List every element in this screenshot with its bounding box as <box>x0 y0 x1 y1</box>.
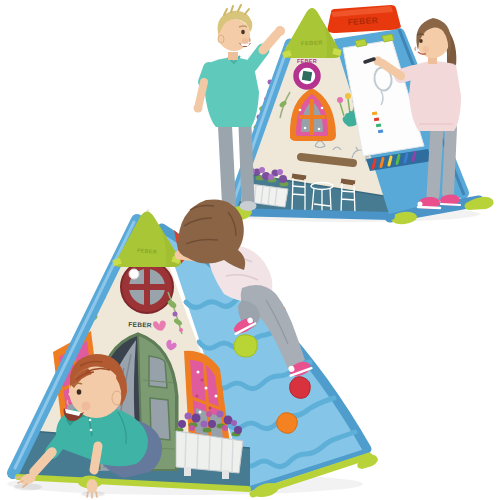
polo-button-1 <box>89 419 92 422</box>
boy-hand-on-cap <box>275 26 285 36</box>
planter-leg-right <box>222 470 229 479</box>
climbing-hold-orange-low <box>277 413 298 434</box>
feber-logo-facade-house: FEBER <box>128 321 152 329</box>
planter-leg-left <box>184 467 191 476</box>
boy-arm-down <box>199 82 204 104</box>
round-attic-window <box>121 261 173 313</box>
red-top-bar: FEBER <box>327 5 401 33</box>
chair-back-2 <box>341 181 355 183</box>
bottom-rail <box>231 212 391 216</box>
ring-shape-insert <box>302 71 312 81</box>
toddler-ear <box>112 391 122 405</box>
boy-leg-right <box>245 126 248 202</box>
toddler-hand-right <box>87 479 98 498</box>
boy-hand-down <box>194 104 203 113</box>
feber-logo-top-bar: FEBER <box>347 15 378 27</box>
boy-neck <box>228 52 238 60</box>
climbing-hold-red <box>290 377 311 399</box>
playset-illustration: FEBER <box>0 0 500 500</box>
feber-logo-apex-easel: FEBER <box>301 40 323 47</box>
boy-ear <box>218 35 224 43</box>
product-photo: FEBER <box>0 0 500 500</box>
feber-logo-facade-easel: FEBER <box>297 58 317 64</box>
ring-window <box>296 65 318 87</box>
boy-shoe-right <box>240 201 257 211</box>
climbing-hold-lime <box>234 335 257 357</box>
boy-leg-left <box>225 126 229 204</box>
polo-button-2 <box>90 429 93 432</box>
girl-leg-right <box>448 128 451 193</box>
girl-leg-left <box>433 128 437 195</box>
toddler-arm-right <box>94 446 98 470</box>
white-ball-detail <box>129 269 139 279</box>
hand-shadow-left <box>14 484 42 491</box>
door-pane-upper <box>149 356 167 388</box>
chair-back-1 <box>292 176 306 178</box>
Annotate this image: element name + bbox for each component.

- - - - - - -

▸ Directive
Count the lines in the records that contain the string "down", treating case as significant, and give only the number.

▸ Exercise solution
2